■ Available data:

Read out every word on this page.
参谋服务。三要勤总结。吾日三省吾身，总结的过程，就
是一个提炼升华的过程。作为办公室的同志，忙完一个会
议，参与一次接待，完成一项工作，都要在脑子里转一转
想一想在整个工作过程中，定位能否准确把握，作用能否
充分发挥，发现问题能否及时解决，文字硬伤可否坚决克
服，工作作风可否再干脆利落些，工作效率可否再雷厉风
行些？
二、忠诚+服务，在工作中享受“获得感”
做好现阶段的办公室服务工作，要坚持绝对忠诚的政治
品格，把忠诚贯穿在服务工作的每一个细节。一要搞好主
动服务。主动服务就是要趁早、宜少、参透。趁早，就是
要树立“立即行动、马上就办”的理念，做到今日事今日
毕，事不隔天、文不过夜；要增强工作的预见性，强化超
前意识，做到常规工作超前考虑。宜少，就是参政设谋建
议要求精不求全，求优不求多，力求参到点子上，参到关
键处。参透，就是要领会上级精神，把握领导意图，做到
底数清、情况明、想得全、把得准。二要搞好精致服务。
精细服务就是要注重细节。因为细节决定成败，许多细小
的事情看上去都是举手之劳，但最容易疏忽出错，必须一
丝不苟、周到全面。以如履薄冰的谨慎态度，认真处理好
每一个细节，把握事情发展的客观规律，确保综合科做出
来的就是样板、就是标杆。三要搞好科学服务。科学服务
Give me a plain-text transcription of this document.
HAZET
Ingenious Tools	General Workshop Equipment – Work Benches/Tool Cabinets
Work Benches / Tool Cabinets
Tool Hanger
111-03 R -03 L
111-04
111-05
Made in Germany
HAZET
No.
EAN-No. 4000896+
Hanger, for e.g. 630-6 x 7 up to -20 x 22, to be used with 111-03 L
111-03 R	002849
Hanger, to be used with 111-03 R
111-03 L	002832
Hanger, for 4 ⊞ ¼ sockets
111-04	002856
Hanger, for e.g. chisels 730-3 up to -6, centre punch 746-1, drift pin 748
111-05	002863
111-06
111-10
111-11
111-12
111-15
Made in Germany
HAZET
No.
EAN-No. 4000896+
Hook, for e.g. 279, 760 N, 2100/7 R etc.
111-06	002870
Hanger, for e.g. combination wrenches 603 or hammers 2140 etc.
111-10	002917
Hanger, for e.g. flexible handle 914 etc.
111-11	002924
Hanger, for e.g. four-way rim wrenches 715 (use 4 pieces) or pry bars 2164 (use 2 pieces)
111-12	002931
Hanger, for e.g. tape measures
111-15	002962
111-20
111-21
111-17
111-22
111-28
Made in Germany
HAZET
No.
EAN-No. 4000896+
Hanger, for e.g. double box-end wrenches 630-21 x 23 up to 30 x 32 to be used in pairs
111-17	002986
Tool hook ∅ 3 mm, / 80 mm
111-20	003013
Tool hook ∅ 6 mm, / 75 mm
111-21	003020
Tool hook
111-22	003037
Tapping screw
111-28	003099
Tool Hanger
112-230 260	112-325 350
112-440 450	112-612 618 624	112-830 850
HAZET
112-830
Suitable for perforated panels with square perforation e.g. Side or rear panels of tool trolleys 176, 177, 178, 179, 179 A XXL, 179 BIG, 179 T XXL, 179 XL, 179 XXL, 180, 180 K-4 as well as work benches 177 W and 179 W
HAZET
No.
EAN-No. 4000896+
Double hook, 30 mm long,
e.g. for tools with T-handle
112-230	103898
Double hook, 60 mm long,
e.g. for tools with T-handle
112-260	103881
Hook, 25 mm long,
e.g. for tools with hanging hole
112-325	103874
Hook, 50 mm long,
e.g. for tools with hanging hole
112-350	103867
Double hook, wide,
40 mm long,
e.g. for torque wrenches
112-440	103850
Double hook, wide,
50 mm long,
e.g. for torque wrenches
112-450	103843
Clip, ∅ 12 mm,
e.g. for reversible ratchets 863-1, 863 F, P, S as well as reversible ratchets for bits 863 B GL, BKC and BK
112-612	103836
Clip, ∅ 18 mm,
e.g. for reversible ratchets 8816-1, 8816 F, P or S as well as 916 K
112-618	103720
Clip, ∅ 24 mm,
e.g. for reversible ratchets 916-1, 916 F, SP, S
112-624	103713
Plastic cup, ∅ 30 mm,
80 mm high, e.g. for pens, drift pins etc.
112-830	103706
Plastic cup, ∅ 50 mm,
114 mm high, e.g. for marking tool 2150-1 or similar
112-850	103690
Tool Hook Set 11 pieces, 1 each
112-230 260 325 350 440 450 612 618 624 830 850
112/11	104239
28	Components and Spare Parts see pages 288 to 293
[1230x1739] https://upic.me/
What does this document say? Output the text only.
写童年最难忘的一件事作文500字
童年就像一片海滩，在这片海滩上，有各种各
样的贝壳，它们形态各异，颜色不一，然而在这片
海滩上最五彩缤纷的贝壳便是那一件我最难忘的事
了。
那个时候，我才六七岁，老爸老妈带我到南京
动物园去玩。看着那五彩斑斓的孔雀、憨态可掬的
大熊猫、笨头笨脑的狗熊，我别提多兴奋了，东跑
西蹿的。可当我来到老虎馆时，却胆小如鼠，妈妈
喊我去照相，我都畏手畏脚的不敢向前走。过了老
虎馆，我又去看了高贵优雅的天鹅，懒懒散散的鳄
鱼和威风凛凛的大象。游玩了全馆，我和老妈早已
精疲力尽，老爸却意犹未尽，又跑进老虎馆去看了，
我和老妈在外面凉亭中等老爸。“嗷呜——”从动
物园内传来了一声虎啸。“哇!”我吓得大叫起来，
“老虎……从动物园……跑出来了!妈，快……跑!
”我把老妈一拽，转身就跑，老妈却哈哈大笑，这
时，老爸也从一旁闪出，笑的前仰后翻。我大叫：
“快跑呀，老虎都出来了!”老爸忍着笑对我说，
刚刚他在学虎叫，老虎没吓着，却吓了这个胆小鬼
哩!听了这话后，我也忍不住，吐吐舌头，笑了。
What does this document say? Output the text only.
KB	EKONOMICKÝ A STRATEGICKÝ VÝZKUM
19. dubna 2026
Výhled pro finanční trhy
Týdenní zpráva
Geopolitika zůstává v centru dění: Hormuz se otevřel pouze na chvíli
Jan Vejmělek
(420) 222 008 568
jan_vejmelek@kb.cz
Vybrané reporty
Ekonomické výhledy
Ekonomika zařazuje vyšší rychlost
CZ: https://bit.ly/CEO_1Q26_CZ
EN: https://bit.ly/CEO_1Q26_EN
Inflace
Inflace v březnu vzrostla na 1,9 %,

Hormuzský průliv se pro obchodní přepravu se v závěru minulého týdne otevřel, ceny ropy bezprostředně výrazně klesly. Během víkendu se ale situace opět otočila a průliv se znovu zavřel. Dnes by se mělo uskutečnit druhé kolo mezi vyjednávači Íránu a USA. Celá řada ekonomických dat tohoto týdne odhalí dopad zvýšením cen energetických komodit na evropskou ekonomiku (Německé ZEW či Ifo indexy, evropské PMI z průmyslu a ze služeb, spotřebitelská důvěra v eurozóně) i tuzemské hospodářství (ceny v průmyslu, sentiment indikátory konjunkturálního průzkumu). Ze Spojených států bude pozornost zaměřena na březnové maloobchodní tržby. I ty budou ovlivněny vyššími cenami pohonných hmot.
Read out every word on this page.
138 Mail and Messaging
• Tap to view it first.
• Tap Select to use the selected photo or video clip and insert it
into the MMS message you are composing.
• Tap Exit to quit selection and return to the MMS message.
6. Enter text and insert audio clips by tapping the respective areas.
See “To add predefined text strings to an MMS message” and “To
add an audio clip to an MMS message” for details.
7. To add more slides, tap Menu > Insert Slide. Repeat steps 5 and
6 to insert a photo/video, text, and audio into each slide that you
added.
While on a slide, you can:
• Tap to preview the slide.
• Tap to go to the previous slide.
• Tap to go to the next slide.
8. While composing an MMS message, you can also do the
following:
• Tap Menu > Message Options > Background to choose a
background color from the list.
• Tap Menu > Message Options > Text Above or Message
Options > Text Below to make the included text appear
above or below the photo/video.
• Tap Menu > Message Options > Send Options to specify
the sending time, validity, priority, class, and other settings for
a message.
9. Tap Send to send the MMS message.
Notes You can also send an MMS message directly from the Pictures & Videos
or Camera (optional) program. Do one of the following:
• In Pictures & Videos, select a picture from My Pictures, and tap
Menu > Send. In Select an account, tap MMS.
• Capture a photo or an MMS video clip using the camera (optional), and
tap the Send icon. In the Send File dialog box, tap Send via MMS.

■ Short task:
Pick out every line above that contains the word "ratchets" and copy it.

■ Written answer:
e.g. for reversible ratchets 863-1, 863 F, P, S as well as reversible ratchets for bits 863 B GL, BKC and BK
e.g. for reversible ratchets 8816-1, 8816 F, P or S as well as 916 K
e.g. for reversible ratchets 916-1, 916 F, SP, S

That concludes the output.